AIM:
Gather all lines from the material that contain the word "name".

Items from a dataset:
━━━
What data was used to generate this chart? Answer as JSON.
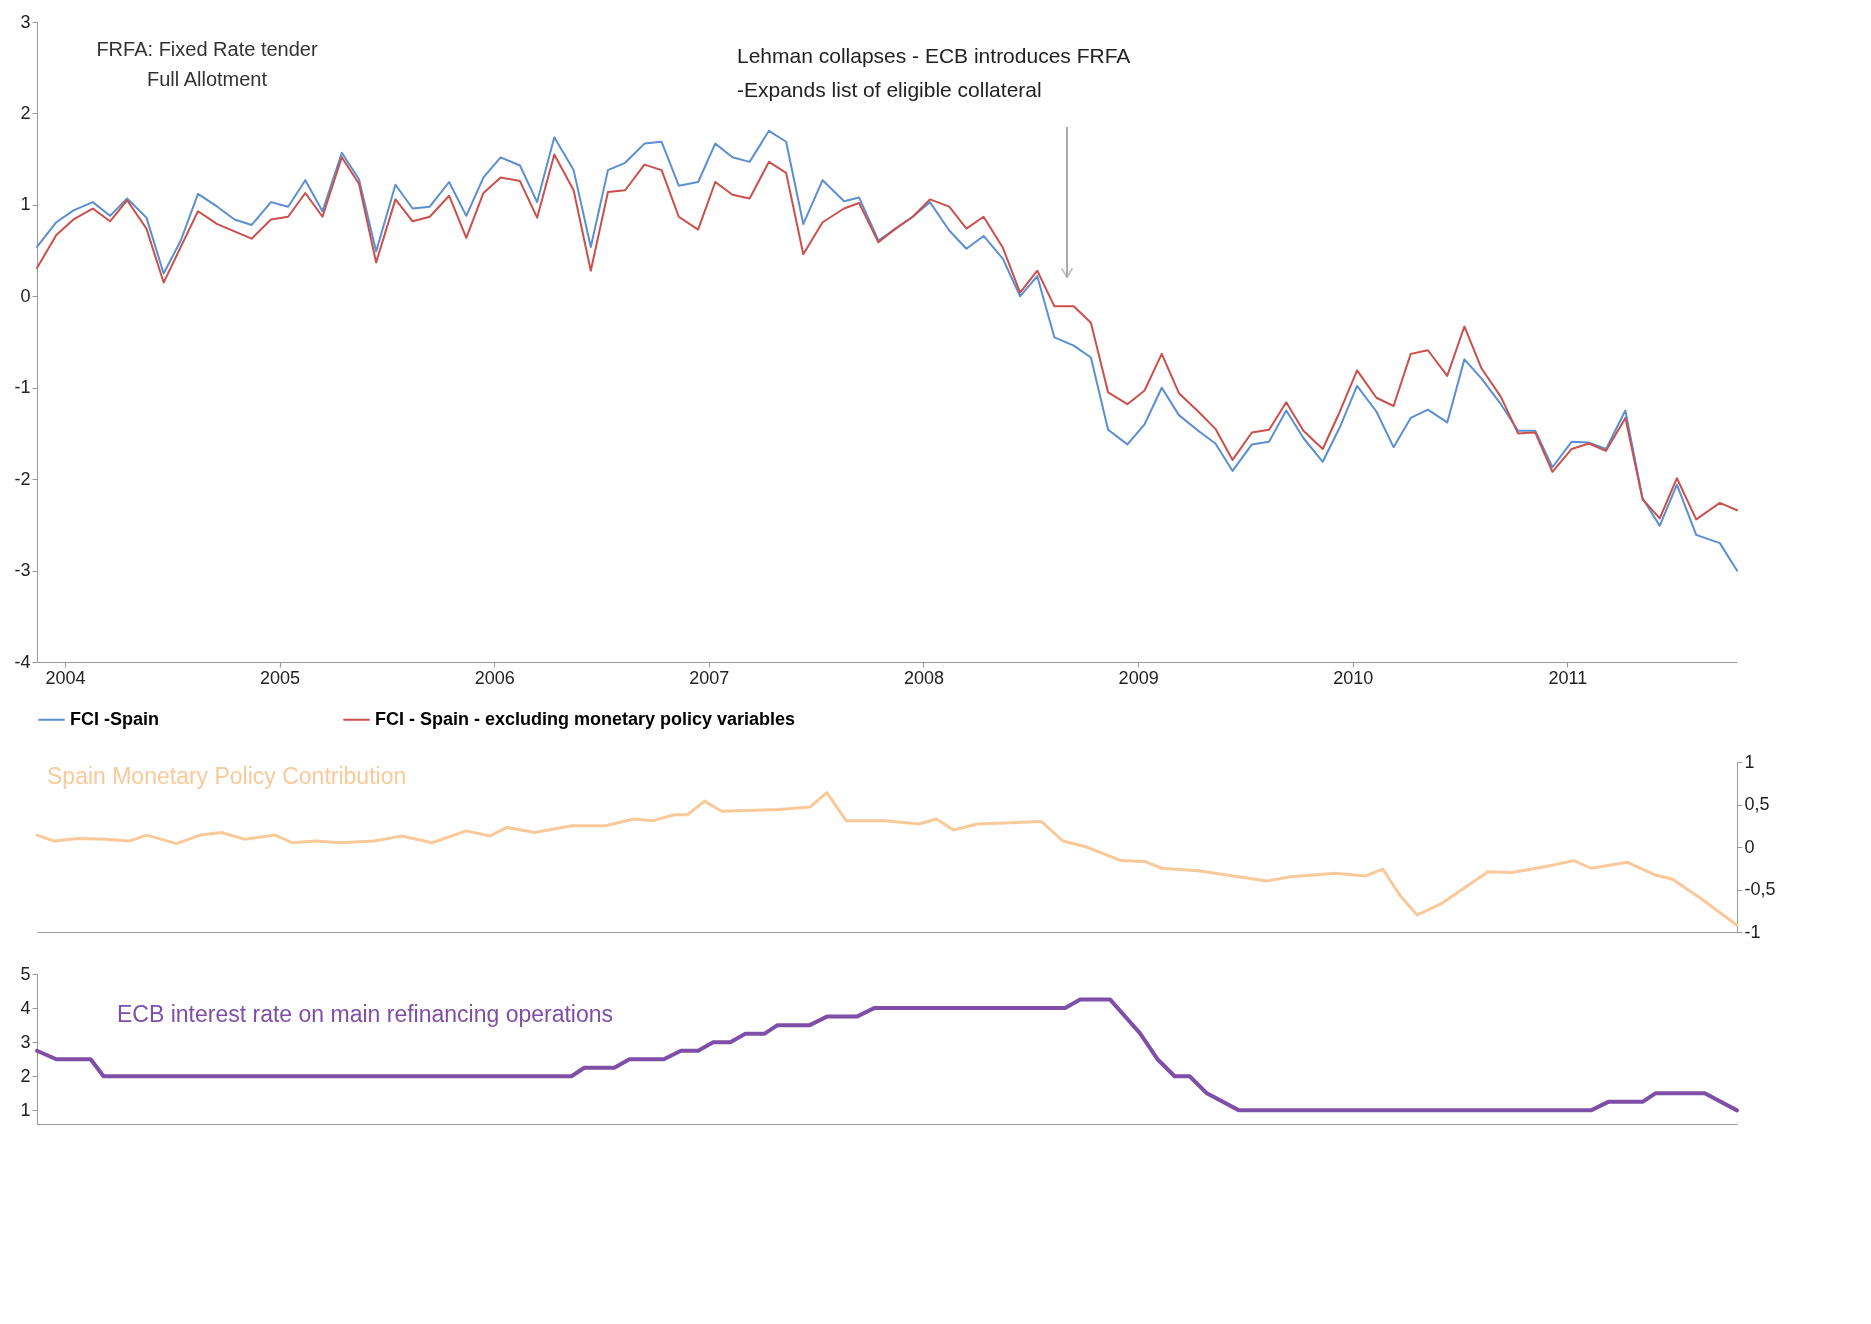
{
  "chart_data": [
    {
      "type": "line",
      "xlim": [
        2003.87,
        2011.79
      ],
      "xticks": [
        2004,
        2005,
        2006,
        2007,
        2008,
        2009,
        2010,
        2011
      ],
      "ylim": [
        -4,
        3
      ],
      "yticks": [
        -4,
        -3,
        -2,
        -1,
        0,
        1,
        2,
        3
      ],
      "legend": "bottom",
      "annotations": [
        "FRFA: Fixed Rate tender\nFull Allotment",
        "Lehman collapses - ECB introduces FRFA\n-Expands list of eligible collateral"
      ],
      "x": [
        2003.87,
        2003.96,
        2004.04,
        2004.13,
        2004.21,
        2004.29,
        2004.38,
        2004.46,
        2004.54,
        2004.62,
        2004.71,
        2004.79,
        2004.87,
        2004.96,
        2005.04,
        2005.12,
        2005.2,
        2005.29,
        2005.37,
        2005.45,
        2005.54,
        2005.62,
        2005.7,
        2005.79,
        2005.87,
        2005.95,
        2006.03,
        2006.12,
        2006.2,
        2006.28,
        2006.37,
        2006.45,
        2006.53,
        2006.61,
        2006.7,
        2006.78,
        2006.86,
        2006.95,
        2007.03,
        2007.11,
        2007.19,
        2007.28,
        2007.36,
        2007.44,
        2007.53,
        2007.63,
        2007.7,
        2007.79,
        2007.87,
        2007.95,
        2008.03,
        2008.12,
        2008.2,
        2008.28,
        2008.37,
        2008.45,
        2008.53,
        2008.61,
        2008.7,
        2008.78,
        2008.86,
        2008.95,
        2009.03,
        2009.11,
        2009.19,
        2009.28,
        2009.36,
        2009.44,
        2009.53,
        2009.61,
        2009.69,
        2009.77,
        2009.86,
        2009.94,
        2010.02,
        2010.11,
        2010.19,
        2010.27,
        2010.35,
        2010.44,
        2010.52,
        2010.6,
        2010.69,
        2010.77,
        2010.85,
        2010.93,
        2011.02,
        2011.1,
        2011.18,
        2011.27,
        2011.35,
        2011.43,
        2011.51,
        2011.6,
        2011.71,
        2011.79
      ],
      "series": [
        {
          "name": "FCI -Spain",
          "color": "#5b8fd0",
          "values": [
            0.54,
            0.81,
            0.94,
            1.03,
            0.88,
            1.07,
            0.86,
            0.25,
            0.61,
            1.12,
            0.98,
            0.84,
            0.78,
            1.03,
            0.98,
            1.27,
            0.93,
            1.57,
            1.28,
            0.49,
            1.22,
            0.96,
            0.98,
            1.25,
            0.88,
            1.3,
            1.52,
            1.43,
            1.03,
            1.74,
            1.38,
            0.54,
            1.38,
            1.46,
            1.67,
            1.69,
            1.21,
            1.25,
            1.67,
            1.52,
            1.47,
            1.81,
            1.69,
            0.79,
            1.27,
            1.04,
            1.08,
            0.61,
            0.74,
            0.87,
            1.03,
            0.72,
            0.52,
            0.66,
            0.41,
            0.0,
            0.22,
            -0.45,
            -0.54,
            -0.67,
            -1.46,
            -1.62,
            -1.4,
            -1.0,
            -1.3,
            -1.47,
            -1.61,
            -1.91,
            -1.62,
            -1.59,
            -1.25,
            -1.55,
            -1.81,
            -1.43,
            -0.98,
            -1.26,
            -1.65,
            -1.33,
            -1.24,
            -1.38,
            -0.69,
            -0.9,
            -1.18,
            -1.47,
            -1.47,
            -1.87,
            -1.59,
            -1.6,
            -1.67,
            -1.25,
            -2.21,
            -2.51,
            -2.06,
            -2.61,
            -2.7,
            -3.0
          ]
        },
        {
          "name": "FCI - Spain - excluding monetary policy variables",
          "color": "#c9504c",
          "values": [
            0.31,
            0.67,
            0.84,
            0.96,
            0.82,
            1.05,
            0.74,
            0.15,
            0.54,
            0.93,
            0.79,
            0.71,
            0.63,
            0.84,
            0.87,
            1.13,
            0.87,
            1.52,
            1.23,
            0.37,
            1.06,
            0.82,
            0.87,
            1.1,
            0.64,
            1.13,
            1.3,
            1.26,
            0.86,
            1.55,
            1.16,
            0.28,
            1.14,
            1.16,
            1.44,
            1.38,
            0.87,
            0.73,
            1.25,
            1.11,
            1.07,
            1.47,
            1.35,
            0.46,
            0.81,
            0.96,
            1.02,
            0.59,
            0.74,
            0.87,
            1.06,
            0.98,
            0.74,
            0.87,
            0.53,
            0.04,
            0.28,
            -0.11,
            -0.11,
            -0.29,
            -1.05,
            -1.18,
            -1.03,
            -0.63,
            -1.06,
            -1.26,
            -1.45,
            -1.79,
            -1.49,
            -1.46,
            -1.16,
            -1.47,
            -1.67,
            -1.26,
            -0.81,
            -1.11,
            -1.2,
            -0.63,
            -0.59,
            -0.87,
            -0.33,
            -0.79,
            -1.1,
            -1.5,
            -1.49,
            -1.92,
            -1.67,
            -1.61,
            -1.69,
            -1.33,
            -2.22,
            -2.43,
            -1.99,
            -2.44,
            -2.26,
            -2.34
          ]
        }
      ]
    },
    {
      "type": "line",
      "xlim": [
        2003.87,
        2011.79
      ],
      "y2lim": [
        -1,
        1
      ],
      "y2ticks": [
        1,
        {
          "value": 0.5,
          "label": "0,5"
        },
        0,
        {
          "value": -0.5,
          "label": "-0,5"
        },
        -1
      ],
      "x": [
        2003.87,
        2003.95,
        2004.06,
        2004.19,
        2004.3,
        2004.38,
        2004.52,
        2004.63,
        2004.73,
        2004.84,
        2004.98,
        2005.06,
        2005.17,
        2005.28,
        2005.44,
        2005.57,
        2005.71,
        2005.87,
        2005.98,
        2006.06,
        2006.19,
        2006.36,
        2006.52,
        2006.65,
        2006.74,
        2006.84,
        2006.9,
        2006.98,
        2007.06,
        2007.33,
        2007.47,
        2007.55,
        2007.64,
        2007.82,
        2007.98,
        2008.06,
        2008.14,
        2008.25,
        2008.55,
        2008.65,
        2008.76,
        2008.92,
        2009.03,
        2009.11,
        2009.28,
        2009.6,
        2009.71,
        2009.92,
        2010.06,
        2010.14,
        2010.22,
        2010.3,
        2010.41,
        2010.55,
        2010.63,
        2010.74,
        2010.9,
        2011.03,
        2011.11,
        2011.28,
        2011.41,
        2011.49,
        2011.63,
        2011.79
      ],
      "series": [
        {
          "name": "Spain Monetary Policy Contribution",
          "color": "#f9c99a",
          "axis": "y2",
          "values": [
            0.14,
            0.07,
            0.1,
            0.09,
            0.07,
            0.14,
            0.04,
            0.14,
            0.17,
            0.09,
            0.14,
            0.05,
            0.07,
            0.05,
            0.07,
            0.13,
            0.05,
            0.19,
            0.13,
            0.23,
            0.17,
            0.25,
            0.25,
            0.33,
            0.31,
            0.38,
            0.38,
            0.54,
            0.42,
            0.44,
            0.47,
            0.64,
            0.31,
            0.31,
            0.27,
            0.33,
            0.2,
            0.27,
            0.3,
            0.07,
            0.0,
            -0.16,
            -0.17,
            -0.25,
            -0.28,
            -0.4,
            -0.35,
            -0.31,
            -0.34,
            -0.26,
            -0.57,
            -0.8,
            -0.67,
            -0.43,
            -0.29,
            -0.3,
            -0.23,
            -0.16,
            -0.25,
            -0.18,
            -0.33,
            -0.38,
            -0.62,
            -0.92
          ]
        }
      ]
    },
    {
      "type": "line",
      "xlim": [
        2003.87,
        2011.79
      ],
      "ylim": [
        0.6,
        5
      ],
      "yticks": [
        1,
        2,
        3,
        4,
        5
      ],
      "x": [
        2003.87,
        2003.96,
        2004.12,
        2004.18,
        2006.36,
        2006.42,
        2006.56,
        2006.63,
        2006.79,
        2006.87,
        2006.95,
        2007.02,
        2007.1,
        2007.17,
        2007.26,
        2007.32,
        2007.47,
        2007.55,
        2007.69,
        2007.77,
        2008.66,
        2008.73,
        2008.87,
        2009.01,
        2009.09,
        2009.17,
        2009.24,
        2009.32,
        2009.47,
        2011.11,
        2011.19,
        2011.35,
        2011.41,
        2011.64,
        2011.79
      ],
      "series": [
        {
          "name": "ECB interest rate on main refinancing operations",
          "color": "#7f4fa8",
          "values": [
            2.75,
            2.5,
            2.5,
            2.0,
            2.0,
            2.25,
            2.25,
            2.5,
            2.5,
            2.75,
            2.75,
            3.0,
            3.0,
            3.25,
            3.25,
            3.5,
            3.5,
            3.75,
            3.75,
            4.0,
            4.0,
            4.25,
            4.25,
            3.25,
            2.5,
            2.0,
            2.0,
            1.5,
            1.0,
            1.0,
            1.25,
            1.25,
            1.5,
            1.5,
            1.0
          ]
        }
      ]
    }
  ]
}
━━━
EXERCISE SOLUTION:
          "name": "FCI -Spain",
          "name": "FCI - Spain - excluding monetary policy variables",
          "name": "Spain Monetary Policy Contribution",
          "name": "ECB interest rate on main refinancing operations",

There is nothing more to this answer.